# What you need to do
Return the whole listing exactly as it stands.

[Start of Material supplied]

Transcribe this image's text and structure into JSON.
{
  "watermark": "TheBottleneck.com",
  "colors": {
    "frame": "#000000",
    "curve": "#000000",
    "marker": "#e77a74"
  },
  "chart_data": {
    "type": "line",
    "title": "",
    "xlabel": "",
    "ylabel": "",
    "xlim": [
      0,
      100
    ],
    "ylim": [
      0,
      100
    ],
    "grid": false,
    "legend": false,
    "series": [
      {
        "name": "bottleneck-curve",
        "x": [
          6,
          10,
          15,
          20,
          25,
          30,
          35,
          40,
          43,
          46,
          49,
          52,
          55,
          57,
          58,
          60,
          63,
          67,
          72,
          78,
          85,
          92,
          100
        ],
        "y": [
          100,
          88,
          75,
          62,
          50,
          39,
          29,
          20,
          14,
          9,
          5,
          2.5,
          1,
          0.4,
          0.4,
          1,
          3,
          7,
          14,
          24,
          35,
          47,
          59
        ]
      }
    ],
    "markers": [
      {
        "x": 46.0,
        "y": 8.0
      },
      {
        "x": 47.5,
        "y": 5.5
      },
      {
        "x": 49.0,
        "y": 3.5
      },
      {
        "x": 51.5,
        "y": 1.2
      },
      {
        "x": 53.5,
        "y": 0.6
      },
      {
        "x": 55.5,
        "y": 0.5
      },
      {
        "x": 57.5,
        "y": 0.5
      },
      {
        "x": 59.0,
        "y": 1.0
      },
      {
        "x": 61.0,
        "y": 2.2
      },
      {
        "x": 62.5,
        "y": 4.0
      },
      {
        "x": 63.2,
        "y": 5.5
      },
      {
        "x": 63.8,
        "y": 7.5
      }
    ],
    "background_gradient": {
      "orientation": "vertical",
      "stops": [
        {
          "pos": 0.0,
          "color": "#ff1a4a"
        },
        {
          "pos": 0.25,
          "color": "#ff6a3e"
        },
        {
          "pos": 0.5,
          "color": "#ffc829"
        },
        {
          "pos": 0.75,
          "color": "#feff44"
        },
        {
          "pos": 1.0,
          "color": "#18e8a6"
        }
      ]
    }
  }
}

[End of Material supplied]

# Task answer
Transcribe this image's text and structure into JSON.
{
  "watermark": "TheBottleneck.com",
  "colors": {
    "frame": "#000000",
    "curve": "#000000",
    "marker": "#e77a74"
  },
  "chart_data": {
    "type": "line",
    "title": "",
    "xlabel": "",
    "ylabel": "",
    "xlim": [
      0,
      100
    ],
    "ylim": [
      0,
      100
    ],
    "grid": false,
    "legend": false,
    "series": [
      {
        "name": "bottleneck-curve",
        "x": [
          6,
          10,
          15,
          20,
          25,
          30,
          35,
          40,
          43,
          46,
          49,
          52,
          55,
          57,
          58,
          60,
          63,
          67,
          72,
          78,
          85,
          92,
          100
        ],
        "y": [
          100,
          88,
          75,
          62,
          50,
          39,
          29,
          20,
          14,
          9,
          5,
          2.5,
          1,
          0.4,
          0.4,
          1,
          3,
          7,
          14,
          24,
          35,
          47,
          59
        ]
      }
    ],
    "markers": [
      {
        "x": 46.0,
        "y": 8.0
      },
      {
        "x": 47.5,
        "y": 5.5
      },
      {
        "x": 49.0,
        "y": 3.5
      },
      {
        "x": 51.5,
        "y": 1.2
      },
      {
        "x": 53.5,
        "y": 0.6
      },
      {
        "x": 55.5,
        "y": 0.5
      },
      {
        "x": 57.5,
        "y": 0.5
      },
      {
        "x": 59.0,
        "y": 1.0
      },
      {
        "x": 61.0,
        "y": 2.2
      },
      {
        "x": 62.5,
        "y": 4.0
      },
      {
        "x": 63.2,
        "y": 5.5
      },
      {
        "x": 63.8,
        "y": 7.5
      }
    ],
    "background_gradient": {
      "orientation": "vertical",
      "stops": [
        {
          "pos": 0.0,
          "color": "#ff1a4a"
        },
        {
          "pos": 0.25,
          "color": "#ff6a3e"
        },
        {
          "pos": 0.5,
          "color": "#ffc829"
        },
        {
          "pos": 0.75,
          "color": "#feff44"
        },
        {
          "pos": 1.0,
          "color": "#18e8a6"
        }
      ]
    }
  }
}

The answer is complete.